##### Input rows #####

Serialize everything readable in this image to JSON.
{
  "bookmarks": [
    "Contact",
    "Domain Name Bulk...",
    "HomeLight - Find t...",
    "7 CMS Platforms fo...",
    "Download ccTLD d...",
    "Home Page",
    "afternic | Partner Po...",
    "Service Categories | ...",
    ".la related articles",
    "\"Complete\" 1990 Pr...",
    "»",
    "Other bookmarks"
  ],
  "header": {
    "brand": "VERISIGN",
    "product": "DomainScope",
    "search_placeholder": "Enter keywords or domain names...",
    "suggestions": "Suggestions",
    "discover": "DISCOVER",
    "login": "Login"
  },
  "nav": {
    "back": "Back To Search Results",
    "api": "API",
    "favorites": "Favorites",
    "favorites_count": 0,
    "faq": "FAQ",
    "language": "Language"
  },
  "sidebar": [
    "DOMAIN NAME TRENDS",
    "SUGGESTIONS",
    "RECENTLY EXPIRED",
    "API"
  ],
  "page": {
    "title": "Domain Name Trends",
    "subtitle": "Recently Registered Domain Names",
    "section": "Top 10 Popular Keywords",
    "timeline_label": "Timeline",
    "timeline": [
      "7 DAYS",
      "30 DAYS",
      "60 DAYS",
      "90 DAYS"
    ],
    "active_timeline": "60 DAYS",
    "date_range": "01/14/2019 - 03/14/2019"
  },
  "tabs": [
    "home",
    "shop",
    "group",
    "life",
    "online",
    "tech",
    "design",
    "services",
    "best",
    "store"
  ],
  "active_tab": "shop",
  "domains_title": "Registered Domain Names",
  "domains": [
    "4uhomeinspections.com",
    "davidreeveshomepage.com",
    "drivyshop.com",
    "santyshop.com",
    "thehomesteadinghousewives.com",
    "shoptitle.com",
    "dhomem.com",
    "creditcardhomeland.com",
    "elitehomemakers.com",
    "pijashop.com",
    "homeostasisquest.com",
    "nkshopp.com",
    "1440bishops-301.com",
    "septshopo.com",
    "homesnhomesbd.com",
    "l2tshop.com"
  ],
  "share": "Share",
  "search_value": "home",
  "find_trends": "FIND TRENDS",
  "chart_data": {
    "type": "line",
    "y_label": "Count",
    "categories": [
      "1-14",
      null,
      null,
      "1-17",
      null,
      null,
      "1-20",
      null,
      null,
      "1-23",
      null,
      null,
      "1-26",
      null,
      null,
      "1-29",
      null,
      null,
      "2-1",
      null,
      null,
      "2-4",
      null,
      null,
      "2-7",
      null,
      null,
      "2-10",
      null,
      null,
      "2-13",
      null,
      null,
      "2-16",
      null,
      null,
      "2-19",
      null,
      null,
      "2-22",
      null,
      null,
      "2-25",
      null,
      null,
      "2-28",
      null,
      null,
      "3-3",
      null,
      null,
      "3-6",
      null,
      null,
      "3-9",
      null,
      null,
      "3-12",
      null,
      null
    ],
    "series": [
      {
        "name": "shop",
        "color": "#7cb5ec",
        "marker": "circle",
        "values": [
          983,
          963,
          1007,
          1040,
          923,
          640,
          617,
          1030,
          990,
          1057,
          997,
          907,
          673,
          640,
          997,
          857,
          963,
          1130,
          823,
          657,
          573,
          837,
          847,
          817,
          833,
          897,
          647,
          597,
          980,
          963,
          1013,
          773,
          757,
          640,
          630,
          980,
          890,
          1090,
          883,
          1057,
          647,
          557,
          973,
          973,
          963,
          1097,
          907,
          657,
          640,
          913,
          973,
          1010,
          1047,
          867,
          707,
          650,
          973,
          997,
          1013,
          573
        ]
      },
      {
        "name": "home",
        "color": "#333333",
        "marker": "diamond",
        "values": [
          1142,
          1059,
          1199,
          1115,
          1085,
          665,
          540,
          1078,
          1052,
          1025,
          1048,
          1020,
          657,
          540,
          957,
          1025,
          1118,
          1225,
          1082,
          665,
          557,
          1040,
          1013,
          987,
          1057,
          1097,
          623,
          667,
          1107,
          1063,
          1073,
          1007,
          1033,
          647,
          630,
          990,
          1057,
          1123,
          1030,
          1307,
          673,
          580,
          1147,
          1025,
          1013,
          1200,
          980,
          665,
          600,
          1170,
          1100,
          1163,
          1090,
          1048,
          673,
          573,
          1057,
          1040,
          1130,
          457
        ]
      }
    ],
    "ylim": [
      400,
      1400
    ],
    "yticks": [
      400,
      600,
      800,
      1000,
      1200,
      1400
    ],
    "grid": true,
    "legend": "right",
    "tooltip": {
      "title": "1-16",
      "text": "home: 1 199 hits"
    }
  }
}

#####

Transcribe the data. Leave every line exactly as it is.

-- Task output --
Serialize everything readable in this image to JSON.
{
  "bookmarks": [
    "Contact",
    "Domain Name Bulk...",
    "HomeLight - Find t...",
    "7 CMS Platforms fo...",
    "Download ccTLD d...",
    "Home Page",
    "afternic | Partner Po...",
    "Service Categories | ...",
    ".la related articles",
    "\"Complete\" 1990 Pr...",
    "»",
    "Other bookmarks"
  ],
  "header": {
    "brand": "VERISIGN",
    "product": "DomainScope",
    "search_placeholder": "Enter keywords or domain names...",
    "suggestions": "Suggestions",
    "discover": "DISCOVER",
    "login": "Login"
  },
  "nav": {
    "back": "Back To Search Results",
    "api": "API",
    "favorites": "Favorites",
    "favorites_count": 0,
    "faq": "FAQ",
    "language": "Language"
  },
  "sidebar": [
    "DOMAIN NAME TRENDS",
    "SUGGESTIONS",
    "RECENTLY EXPIRED",
    "API"
  ],
  "page": {
    "title": "Domain Name Trends",
    "subtitle": "Recently Registered Domain Names",
    "section": "Top 10 Popular Keywords",
    "timeline_label": "Timeline",
    "timeline": [
      "7 DAYS",
      "30 DAYS",
      "60 DAYS",
      "90 DAYS"
    ],
    "active_timeline": "60 DAYS",
    "date_range": "01/14/2019 - 03/14/2019"
  },
  "tabs": [
    "home",
    "shop",
    "group",
    "life",
    "online",
    "tech",
    "design",
    "services",
    "best",
    "store"
  ],
  "active_tab": "shop",
  "domains_title": "Registered Domain Names",
  "domains": [
    "4uhomeinspections.com",
    "davidreeveshomepage.com",
    "drivyshop.com",
    "santyshop.com",
    "thehomesteadinghousewives.com",
    "shoptitle.com",
    "dhomem.com",
    "creditcardhomeland.com",
    "elitehomemakers.com",
    "pijashop.com",
    "homeostasisquest.com",
    "nkshopp.com",
    "1440bishops-301.com",
    "septshopo.com",
    "homesnhomesbd.com",
    "l2tshop.com"
  ],
  "share": "Share",
  "search_value": "home",
  "find_trends": "FIND TRENDS",
  "chart_data": {
    "type": "line",
    "y_label": "Count",
    "categories": [
      "1-14",
      null,
      null,
      "1-17",
      null,
      null,
      "1-20",
      null,
      null,
      "1-23",
      null,
      null,
      "1-26",
      null,
      null,
      "1-29",
      null,
      null,
      "2-1",
      null,
      null,
      "2-4",
      null,
      null,
      "2-7",
      null,
      null,
      "2-10",
      null,
      null,
      "2-13",
      null,
      null,
      "2-16",
      null,
      null,
      "2-19",
      null,
      null,
      "2-22",
      null,
      null,
      "2-25",
      null,
      null,
      "2-28",
      null,
      null,
      "3-3",
      null,
      null,
      "3-6",
      null,
      null,
      "3-9",
      null,
      null,
      "3-12",
      null,
      null
    ],
    "series": [
      {
        "name": "shop",
        "color": "#7cb5ec",
        "marker": "circle",
        "values": [
          983,
          963,
          1007,
          1040,
          923,
          640,
          617,
          1030,
          990,
          1057,
          997,
          907,
          673,
          640,
          997,
          857,
          963,
          1130,
          823,
          657,
          573,
          837,
          847,
          817,
          833,
          897,
          647,
          597,
          980,
          963,
          1013,
          773,
          757,
          640,
          630,
          980,
          890,
          1090,
          883,
          1057,
          647,
          557,
          973,
          973,
          963,
          1097,
          907,
          657,
          640,
          913,
          973,
          1010,
          1047,
          867,
          707,
          650,
          973,
          997,
          1013,
          573
        ]
      },
      {
        "name": "home",
        "color": "#333333",
        "marker": "diamond",
        "values": [
          1142,
          1059,
          1199,
          1115,
          1085,
          665,
          540,
          1078,
          1052,
          1025,
          1048,
          1020,
          657,
          540,
          957,
          1025,
          1118,
          1225,
          1082,
          665,
          557,
          1040,
          1013,
          987,
          1057,
          1097,
          623,
          667,
          1107,
          1063,
          1073,
          1007,
          1033,
          647,
          630,
          990,
          1057,
          1123,
          1030,
          1307,
          673,
          580,
          1147,
          1025,
          1013,
          1200,
          980,
          665,
          600,
          1170,
          1100,
          1163,
          1090,
          1048,
          673,
          573,
          1057,
          1040,
          1130,
          457
        ]
      }
    ],
    "ylim": [
      400,
      1400
    ],
    "yticks": [
      400,
      600,
      800,
      1000,
      1200,
      1400
    ],
    "grid": true,
    "legend": "right",
    "tooltip": {
      "title": "1-16",
      "text": "home: 1 199 hits"
    }
  }
}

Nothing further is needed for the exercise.